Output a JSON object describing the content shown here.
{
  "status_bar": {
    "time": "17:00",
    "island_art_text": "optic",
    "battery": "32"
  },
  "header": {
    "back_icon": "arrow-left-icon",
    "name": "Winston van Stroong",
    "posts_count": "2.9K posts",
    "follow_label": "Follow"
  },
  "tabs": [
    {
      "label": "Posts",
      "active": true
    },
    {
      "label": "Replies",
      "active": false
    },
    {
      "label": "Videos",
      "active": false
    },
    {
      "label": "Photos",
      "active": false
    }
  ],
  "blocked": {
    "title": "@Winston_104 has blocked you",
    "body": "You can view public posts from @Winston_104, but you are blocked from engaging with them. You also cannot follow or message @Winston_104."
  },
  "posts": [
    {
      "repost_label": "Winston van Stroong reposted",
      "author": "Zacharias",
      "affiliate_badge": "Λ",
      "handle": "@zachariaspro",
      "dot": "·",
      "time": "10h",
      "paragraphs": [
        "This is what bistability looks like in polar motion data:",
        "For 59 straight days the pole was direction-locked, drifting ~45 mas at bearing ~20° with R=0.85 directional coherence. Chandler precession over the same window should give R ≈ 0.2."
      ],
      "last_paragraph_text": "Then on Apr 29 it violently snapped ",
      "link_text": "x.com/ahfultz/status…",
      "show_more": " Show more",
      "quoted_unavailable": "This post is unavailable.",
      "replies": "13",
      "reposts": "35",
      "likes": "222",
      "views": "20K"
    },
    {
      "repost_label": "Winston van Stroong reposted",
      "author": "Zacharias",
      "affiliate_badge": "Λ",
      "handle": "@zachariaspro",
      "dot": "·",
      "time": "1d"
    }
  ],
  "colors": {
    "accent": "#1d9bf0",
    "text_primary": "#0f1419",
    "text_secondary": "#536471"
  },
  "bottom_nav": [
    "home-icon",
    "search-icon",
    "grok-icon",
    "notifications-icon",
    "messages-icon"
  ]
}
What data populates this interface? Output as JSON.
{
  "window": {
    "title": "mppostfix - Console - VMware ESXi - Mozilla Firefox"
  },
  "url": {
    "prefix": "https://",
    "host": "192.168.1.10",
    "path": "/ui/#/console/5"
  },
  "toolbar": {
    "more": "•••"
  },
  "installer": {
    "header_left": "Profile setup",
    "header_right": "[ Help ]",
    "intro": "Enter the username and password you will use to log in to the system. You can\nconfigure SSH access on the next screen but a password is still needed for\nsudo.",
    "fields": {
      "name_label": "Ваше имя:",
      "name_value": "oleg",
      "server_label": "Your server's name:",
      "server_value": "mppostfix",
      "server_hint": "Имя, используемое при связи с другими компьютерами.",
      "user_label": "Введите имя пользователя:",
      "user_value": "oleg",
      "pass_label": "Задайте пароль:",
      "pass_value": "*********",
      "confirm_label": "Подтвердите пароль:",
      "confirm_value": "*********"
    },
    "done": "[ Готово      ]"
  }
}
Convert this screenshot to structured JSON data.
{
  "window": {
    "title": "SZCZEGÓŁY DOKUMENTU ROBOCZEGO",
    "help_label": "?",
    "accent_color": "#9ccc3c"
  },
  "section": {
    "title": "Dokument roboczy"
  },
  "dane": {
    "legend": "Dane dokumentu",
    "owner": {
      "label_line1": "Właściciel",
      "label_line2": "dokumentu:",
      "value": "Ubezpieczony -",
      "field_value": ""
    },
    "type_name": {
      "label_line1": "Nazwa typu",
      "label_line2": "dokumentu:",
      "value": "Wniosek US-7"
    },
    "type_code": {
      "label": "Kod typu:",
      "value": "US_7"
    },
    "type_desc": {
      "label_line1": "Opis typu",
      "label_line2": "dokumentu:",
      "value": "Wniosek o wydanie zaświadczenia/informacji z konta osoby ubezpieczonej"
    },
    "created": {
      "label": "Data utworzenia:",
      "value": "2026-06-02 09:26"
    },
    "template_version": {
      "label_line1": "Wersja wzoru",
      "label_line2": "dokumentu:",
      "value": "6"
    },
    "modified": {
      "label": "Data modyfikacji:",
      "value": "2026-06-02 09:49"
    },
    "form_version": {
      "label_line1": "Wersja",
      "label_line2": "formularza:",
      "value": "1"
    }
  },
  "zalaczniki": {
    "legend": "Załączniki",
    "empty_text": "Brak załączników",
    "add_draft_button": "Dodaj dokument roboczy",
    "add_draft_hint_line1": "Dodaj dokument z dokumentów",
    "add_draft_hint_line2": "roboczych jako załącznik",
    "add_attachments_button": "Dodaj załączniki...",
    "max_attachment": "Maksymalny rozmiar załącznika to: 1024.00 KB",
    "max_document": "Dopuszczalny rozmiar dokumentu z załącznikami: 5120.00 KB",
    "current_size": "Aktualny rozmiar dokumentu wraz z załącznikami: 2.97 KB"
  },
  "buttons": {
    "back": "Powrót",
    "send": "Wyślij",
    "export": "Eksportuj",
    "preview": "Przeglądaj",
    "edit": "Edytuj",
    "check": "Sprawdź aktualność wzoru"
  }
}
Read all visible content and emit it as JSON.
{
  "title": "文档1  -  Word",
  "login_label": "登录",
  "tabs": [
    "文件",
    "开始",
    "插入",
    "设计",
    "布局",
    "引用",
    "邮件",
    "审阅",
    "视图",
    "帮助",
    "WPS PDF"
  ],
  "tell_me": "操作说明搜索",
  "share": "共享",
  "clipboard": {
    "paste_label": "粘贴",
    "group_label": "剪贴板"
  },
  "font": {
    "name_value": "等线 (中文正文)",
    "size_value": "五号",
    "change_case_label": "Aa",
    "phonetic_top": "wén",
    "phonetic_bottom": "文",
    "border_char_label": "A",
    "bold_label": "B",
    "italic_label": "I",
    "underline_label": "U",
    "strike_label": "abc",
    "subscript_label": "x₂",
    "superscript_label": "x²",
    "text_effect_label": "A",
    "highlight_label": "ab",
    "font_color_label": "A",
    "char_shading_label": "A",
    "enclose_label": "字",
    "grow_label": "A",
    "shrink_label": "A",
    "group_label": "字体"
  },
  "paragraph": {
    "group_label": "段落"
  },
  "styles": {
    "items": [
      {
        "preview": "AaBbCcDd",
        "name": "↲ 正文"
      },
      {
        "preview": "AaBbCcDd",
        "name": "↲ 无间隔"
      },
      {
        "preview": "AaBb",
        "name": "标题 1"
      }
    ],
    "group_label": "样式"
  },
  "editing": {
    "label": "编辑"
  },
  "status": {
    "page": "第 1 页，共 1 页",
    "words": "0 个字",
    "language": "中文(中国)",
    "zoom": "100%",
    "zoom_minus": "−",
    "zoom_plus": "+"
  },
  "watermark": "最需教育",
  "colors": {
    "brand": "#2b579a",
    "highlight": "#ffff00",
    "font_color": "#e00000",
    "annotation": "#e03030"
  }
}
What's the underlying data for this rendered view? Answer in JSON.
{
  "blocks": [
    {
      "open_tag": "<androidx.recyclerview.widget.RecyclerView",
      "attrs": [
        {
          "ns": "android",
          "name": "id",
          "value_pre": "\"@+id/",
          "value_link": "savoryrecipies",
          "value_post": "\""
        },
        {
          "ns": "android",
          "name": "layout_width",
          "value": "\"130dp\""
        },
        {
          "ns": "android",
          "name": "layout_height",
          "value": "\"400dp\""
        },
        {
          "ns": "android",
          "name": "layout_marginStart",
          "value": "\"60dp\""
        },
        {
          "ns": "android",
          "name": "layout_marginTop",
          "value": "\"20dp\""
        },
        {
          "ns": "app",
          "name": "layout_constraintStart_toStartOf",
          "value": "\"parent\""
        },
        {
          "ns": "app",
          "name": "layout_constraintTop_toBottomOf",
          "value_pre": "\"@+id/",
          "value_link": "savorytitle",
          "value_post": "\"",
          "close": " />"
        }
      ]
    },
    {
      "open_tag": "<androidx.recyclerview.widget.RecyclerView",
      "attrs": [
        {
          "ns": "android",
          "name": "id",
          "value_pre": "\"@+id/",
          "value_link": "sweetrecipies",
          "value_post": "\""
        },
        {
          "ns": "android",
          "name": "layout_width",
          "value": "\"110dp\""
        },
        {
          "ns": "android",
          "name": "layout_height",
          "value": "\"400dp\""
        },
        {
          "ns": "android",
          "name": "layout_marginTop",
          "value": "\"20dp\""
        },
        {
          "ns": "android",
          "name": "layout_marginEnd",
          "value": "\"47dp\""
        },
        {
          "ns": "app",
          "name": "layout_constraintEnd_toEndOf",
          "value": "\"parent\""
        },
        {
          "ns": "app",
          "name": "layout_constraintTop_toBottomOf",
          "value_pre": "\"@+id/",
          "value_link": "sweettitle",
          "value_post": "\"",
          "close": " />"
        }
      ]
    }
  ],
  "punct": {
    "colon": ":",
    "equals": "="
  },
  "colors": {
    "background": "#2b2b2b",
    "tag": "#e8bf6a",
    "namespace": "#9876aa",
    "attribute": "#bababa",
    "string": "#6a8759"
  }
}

WORK TO COMPLETE: Each line of the material above either contains the word "Output" or does not; state how many do, and nothing else.

ANSWER TO THIS EXERCISE: 2